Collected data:
[Begin]
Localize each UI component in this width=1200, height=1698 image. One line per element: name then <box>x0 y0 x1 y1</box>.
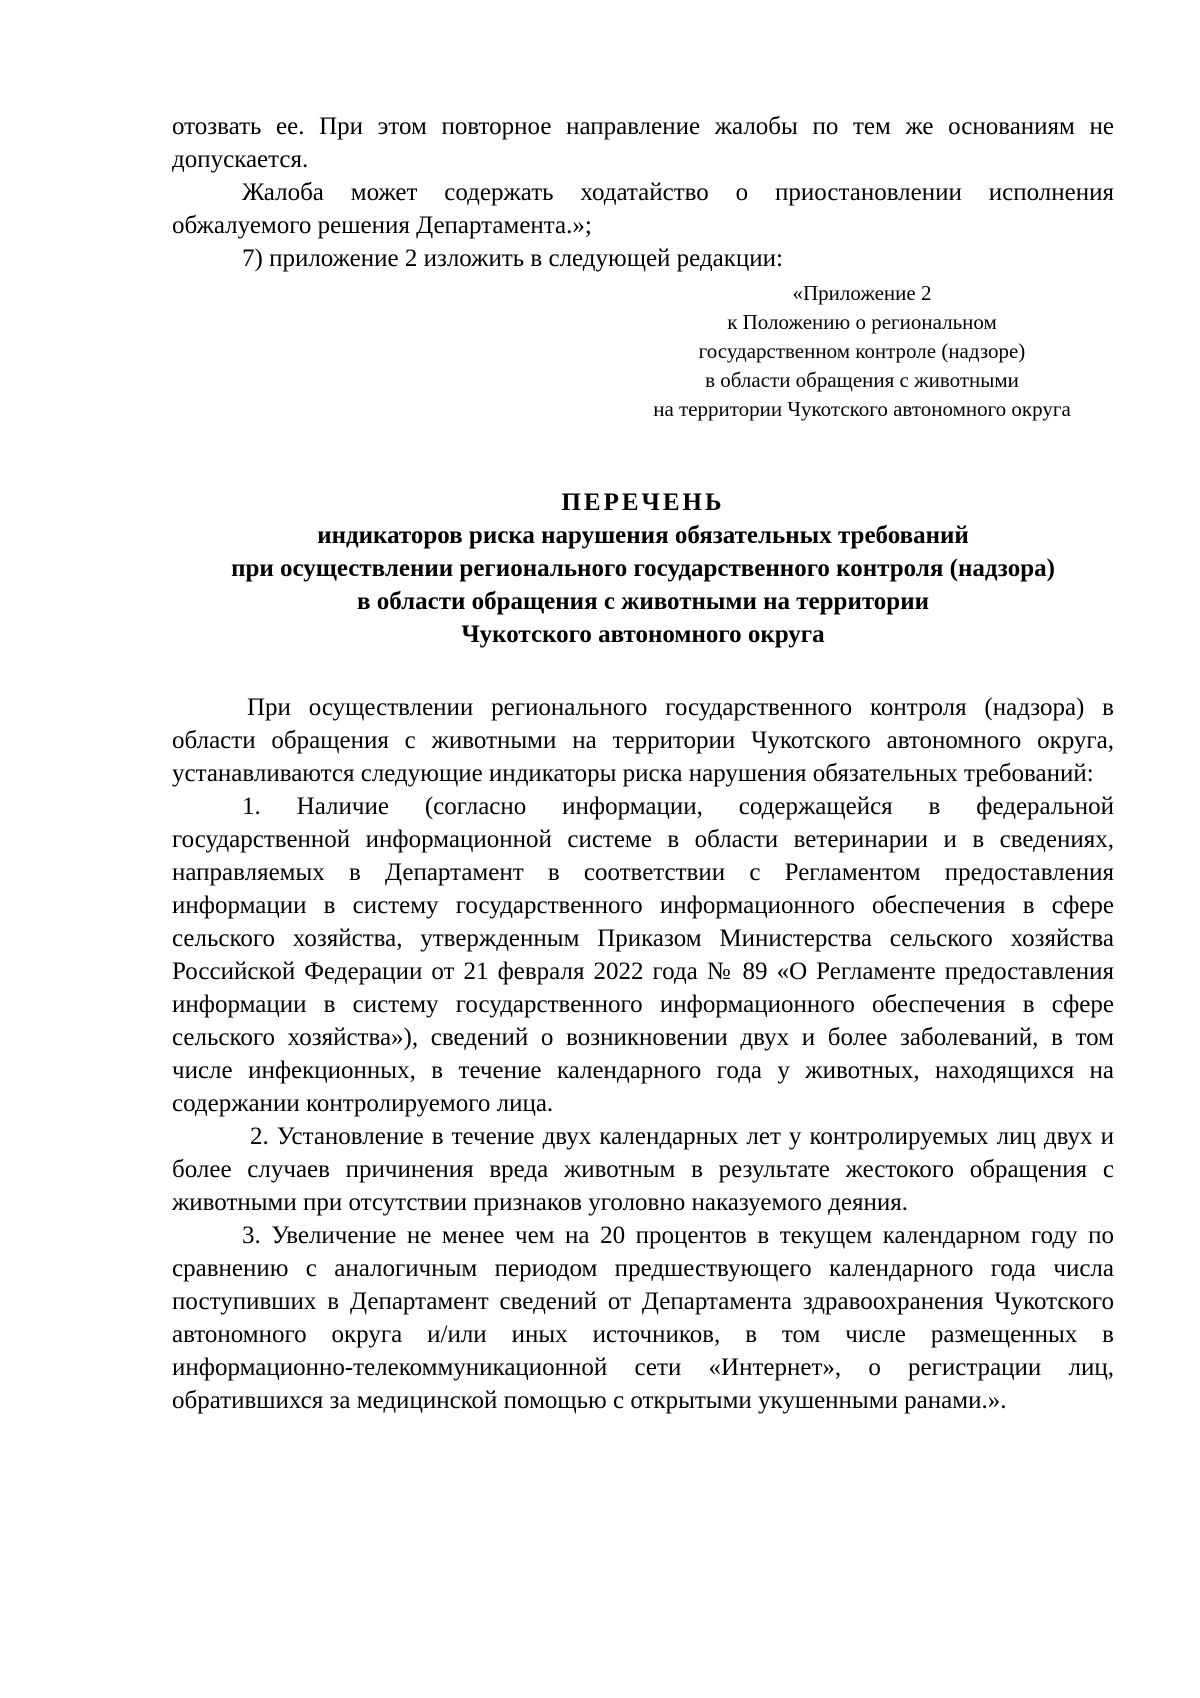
appendix-line: «Приложение 2 <box>792 281 932 305</box>
list-item-indicator-1: 1. Наличие (согласно информации, содержащейся в федеральной государственной информационной системе в области ветеринарии и в сведениях, направляемых в Департамент в соответствии с Регламентом предоставления информации в систему государственного информационного обеспечения в сфере сельского хозяйства, утвержденным Приказом Министерства сельского хозяйства Российской Федерации от 21 февраля 2022 года № 89 «О Регламенте предоставления информации в систему государственного информационного обеспечения в сфере сельского хозяйства»), сведений о возникновении двух и более заболеваний, в том числе инфекционных, в течение календарного года у животных, находящихся на содержании контролируемого лица. <box>172 793 1114 1117</box>
appendix-line: к Положению о региональном <box>727 310 997 334</box>
appendix-line: в области обращения с животными <box>705 368 1019 392</box>
appendix-line: государственном контроле (надзоре) <box>698 339 1026 363</box>
list-item-indicator-3: 3. Увеличение не менее чем на 20 процентов в текущем календарном году по сравнению с аналогичным периодом предшествующего календарного года числа поступивших в Департамент сведений от Департамента здравоохранения Чукотского автономного округа и/или иных источников, в том числе размещенных в информационно-телекоммуникационной сети «Интернет», о регистрации лиц, обратившихся за медицинской помощью с открытыми укушенными ранами.». <box>172 1222 1114 1414</box>
paragraph-intro: При осуществлении регионального государственного контроля (надзора) в области обращения с животными на территории Чукотского автономного округа, устанавливаются следующие индикаторы риска нарушения обязательных требований: <box>172 694 1114 787</box>
document-title: ПЕРЕЧЕНЬ <box>561 489 725 516</box>
list-item-indicator-2: 2. Установление в течение двух календарных лет у контролируемых лиц двух и более случаев причинения вреда животным в результате жестокого обращения с животными при отсутствии признаков уголовно наказуемого деяния. <box>172 1123 1114 1216</box>
paragraph-appendix-instruction: 7) приложение 2 изложить в следующей редакции: <box>242 245 783 272</box>
paragraph-complaint-withdrawal: отозвать ее. При этом повторное направление жалобы по тем же основаниям не допускается. <box>172 113 1114 173</box>
document-subtitle-line: в области обращения с животными на территории <box>356 588 930 615</box>
document-title-block <box>172 486 1114 651</box>
document-subtitle-line: индикаторов риска нарушения обязательных требований <box>317 522 969 549</box>
document-subtitle-line: при осуществлении регионального государственного контроля (надзора) <box>231 555 1055 582</box>
document-subtitle-line: Чукотского автономного округа <box>461 621 825 648</box>
appendix-line: на территории Чукотского автономного округа <box>653 397 1071 421</box>
document-page <box>172 110 1114 1417</box>
paragraph-complaint-petition: Жалоба может содержать ходатайство о приостановлении исполнения обжалуемого решения Департамента.»; <box>172 179 1114 239</box>
appendix-header <box>612 279 1112 424</box>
[End]
> EXERCISE DESCRIPTION
Return each line of the entries above that contains the word "регионального".

> RESULT
paragraph-intro: При осуществлении регионального государственного контроля (надзора) в области обращения с животными на территории Чукотского автономного округа, устанавливаются следующие индикаторы риска нарушения обязательных требований: <box>172 694 1114 787</box>
document-subtitle-line: при осуществлении регионального государственного контроля (надзора) <box>231 555 1055 582</box>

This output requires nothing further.